-- Do this --
Transcribe every record that appears below, exactly and in full.

Dataset rows about figures
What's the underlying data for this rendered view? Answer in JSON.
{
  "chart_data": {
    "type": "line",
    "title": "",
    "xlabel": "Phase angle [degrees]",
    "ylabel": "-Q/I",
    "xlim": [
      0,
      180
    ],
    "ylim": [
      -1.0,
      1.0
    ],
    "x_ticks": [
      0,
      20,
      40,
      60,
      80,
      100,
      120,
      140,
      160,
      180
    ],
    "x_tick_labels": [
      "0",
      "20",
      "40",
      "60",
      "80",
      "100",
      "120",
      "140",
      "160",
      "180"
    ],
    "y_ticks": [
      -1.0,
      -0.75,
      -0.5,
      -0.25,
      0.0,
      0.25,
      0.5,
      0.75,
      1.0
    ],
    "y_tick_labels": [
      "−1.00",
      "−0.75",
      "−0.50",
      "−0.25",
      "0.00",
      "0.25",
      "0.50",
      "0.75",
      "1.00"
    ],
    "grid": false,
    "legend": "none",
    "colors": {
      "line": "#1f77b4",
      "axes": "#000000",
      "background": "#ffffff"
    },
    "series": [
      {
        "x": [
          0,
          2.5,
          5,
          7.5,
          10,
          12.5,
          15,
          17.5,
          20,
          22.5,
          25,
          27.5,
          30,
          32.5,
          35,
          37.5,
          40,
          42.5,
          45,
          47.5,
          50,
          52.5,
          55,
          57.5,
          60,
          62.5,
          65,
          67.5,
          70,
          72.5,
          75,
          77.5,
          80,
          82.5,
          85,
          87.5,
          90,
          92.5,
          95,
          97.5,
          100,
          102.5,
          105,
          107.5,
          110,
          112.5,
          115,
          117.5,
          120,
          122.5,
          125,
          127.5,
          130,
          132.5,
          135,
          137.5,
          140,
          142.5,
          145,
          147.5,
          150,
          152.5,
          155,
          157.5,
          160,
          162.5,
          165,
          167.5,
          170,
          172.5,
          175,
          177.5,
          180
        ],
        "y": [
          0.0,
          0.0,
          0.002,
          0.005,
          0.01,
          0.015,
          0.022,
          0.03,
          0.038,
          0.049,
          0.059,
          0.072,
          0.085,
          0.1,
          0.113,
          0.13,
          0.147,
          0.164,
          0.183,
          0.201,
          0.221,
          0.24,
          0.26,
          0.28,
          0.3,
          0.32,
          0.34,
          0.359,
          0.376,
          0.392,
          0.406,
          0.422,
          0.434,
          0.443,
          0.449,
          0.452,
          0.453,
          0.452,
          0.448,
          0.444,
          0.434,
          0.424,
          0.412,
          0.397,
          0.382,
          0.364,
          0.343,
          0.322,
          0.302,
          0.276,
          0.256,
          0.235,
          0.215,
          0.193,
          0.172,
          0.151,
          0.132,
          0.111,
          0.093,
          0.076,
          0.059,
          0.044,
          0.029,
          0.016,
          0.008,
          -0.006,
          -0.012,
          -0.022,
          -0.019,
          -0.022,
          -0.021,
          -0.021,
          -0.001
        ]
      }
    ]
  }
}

-- Result of the exercise --
What's the underlying data for this rendered view? Answer in JSON.
{
  "chart_data": {
    "type": "line",
    "title": "",
    "xlabel": "Phase angle [degrees]",
    "ylabel": "-Q/I",
    "xlim": [
      0,
      180
    ],
    "ylim": [
      -1.0,
      1.0
    ],
    "x_ticks": [
      0,
      20,
      40,
      60,
      80,
      100,
      120,
      140,
      160,
      180
    ],
    "x_tick_labels": [
      "0",
      "20",
      "40",
      "60",
      "80",
      "100",
      "120",
      "140",
      "160",
      "180"
    ],
    "y_ticks": [
      -1.0,
      -0.75,
      -0.5,
      -0.25,
      0.0,
      0.25,
      0.5,
      0.75,
      1.0
    ],
    "y_tick_labels": [
      "−1.00",
      "−0.75",
      "−0.50",
      "−0.25",
      "0.00",
      "0.25",
      "0.50",
      "0.75",
      "1.00"
    ],
    "grid": false,
    "legend": "none",
    "colors": {
      "line": "#1f77b4",
      "axes": "#000000",
      "background": "#ffffff"
    },
    "series": [
      {
        "x": [
          0,
          2.5,
          5,
          7.5,
          10,
          12.5,
          15,
          17.5,
          20,
          22.5,
          25,
          27.5,
          30,
          32.5,
          35,
          37.5,
          40,
          42.5,
          45,
          47.5,
          50,
          52.5,
          55,
          57.5,
          60,
          62.5,
          65,
          67.5,
          70,
          72.5,
          75,
          77.5,
          80,
          82.5,
          85,
          87.5,
          90,
          92.5,
          95,
          97.5,
          100,
          102.5,
          105,
          107.5,
          110,
          112.5,
          115,
          117.5,
          120,
          122.5,
          125,
          127.5,
          130,
          132.5,
          135,
          137.5,
          140,
          142.5,
          145,
          147.5,
          150,
          152.5,
          155,
          157.5,
          160,
          162.5,
          165,
          167.5,
          170,
          172.5,
          175,
          177.5,
          180
        ],
        "y": [
          0.0,
          0.0,
          0.002,
          0.005,
          0.01,
          0.015,
          0.022,
          0.03,
          0.038,
          0.049,
          0.059,
          0.072,
          0.085,
          0.1,
          0.113,
          0.13,
          0.147,
          0.164,
          0.183,
          0.201,
          0.221,
          0.24,
          0.26,
          0.28,
          0.3,
          0.32,
          0.34,
          0.359,
          0.376,
          0.392,
          0.406,
          0.422,
          0.434,
          0.443,
          0.449,
          0.452,
          0.453,
          0.452,
          0.448,
          0.444,
          0.434,
          0.424,
          0.412,
          0.397,
          0.382,
          0.364,
          0.343,
          0.322,
          0.302,
          0.276,
          0.256,
          0.235,
          0.215,
          0.193,
          0.172,
          0.151,
          0.132,
          0.111,
          0.093,
          0.076,
          0.059,
          0.044,
          0.029,
          0.016,
          0.008,
          -0.006,
          -0.012,
          -0.022,
          -0.019,
          -0.022,
          -0.021,
          -0.021,
          -0.001
        ]
      }
    ]
  }
}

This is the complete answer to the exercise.